>> Start PAGE EXCERPT

Earth’s magnetic field has done hundreds of somersaults over the last few billion years and if it flipped again tomorrow, compass needles would swing south instead of north. On average, these reversals happen only once every couple of hundred thousand years, but the number of switches has increased 100-fold during the last 10 million to 20 million years, compared with the time period between 125 million and 84 million years ago, leading researchers to wonder what has caused the recent surge in reversal rate.

A new study, published Nov. 8 in Geophysical Research Letters, is a step toward answering that question, as it sheds some light on what causes the geomagnetic field to flip. Robert Coe and Gary Glatzmaier, geophysicists at the University of California at Santa Cruz, report a new analysis of computer simulations of the geodynamo — the process by which Earth’s magnetic field is produced — and found that the way the core transfers its heat to the mantle influenced the stability of the geomagnetic field, and hence the number of its reversals.

Scientists think that Earth’s magnetic field is generated deep inside the planet where the outer core, a huge pool of molten iron, flows around the inner core of solid iron. Both layers spin at different speeds and the interaction between them creates the geodynamo.

Earth’s inner core has been growing larger since the planet’s birth, and the heat it releases in the process helps drive the flow of the outer core, fueling the geodynamo. But Earth doesn’t like to release its heat uniformly, Glatzmaier explains. “The core prefers to push its heat out either in polar or in equatorial regions, but not so much in mid-latitudes,” he says.

Where the heat actually manages to slip out of the core, however, is dictated by the uneven distribution of heat in Earth’s mantle, the thick layer of rock between the outer core and the crust. Heat from the core moves toward the colder regions in the mantle, but because the mantle itself is constantly moving and changing its formation, those pathways are also changing over time.

>> End PAGE EXCERPT
>> Start EXTRACTED RECORDS

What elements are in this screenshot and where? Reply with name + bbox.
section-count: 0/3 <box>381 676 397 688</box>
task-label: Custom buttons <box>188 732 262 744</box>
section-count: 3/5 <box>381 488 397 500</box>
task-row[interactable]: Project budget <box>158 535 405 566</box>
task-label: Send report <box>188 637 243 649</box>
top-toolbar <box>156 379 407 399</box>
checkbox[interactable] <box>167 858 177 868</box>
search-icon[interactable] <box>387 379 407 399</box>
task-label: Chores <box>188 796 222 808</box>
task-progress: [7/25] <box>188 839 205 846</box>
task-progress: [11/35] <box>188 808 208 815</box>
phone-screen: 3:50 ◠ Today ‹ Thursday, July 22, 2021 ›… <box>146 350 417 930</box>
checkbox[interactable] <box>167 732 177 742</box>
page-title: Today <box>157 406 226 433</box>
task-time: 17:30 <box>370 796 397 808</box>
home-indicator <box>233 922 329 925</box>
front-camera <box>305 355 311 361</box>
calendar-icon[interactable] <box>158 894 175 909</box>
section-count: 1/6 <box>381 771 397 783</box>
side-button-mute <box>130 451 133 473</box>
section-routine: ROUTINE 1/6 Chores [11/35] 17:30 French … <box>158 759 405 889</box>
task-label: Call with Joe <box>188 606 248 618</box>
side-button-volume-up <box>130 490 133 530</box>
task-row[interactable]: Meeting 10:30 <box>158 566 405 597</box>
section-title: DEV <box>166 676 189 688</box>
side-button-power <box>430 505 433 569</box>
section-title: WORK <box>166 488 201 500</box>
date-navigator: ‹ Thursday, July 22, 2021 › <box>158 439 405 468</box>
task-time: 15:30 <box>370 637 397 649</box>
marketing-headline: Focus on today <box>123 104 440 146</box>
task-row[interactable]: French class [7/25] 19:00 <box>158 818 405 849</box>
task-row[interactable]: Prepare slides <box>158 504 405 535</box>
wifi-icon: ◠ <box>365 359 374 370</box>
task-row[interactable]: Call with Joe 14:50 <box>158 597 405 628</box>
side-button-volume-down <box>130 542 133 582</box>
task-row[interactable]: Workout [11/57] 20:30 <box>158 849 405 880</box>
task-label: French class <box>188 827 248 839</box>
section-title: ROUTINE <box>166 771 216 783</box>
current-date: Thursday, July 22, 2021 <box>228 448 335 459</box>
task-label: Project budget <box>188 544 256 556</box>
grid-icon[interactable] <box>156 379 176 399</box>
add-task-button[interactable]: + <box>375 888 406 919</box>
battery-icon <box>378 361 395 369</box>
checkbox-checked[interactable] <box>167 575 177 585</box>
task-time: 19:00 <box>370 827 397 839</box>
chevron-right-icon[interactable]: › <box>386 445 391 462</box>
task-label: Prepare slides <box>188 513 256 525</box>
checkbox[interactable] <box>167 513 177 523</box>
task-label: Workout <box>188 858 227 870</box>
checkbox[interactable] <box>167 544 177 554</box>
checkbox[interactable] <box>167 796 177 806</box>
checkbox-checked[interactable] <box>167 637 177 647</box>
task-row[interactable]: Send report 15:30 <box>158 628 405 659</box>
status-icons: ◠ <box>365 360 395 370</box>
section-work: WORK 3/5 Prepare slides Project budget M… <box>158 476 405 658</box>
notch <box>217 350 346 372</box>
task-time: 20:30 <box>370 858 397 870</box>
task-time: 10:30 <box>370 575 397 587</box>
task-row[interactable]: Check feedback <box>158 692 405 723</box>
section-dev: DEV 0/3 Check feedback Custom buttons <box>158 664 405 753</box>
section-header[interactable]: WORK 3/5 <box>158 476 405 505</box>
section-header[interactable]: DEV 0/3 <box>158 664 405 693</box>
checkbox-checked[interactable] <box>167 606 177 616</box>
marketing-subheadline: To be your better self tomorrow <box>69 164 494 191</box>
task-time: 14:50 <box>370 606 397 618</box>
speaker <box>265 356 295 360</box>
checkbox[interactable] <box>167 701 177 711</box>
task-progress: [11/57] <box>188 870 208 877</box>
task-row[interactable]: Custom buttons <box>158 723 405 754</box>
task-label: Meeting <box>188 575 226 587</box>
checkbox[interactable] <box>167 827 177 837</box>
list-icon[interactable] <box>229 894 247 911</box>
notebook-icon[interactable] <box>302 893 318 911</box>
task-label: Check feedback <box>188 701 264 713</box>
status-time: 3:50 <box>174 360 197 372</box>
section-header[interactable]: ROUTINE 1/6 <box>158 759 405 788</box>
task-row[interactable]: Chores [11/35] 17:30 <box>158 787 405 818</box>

>> End EXTRACTED RECORDS

#### [EXERCISE TASK 1]
In the magnetic reversal article:
(a) In which journal was the new study published, and on what date?
(b) What is the outer core made of?
(c) Where does the core prefer to push its heat out?
#### [EXERCISE TASK 2]
Which layers of Earth does the magnetic reversal article name?
#### [EXERCISE TASK 3]
Write out the stretch of the magnetic reversal article from "Earth’s inner core" through "changing over time.".

#### [TASK RESULT 1]
(a) Geophysical Research Letters, on Nov. 8.
(b) Molten iron. It is a huge pool of it.
(c) In polar or equatorial regions, and not so much in mid-latitudes.

#### [TASK RESULT 2]
- Inner core
- Outer core
- Mantle
- Crust

#### [TASK RESULT 3]
Earth’s inner core has been growing larger since the planet’s birth, and the heat it releases in the process helps drive the flow of the outer core, fueling the geodynamo. But Earth doesn’t like to release its heat uniformly, Glatzmaier explains. “The core prefers to push its heat out either in polar or in equatorial regions, but not so much in mid-latitudes,” he says.

Where the heat actually manages to slip out of the core, however, is dictated by the uneven distribution of heat in Earth’s mantle, the thick layer of rock between the outer core and the crust. Heat from the core moves toward the colder regions in the mantle, but because the mantle itself is constantly moving and changing its formation, those pathways are also changing over time.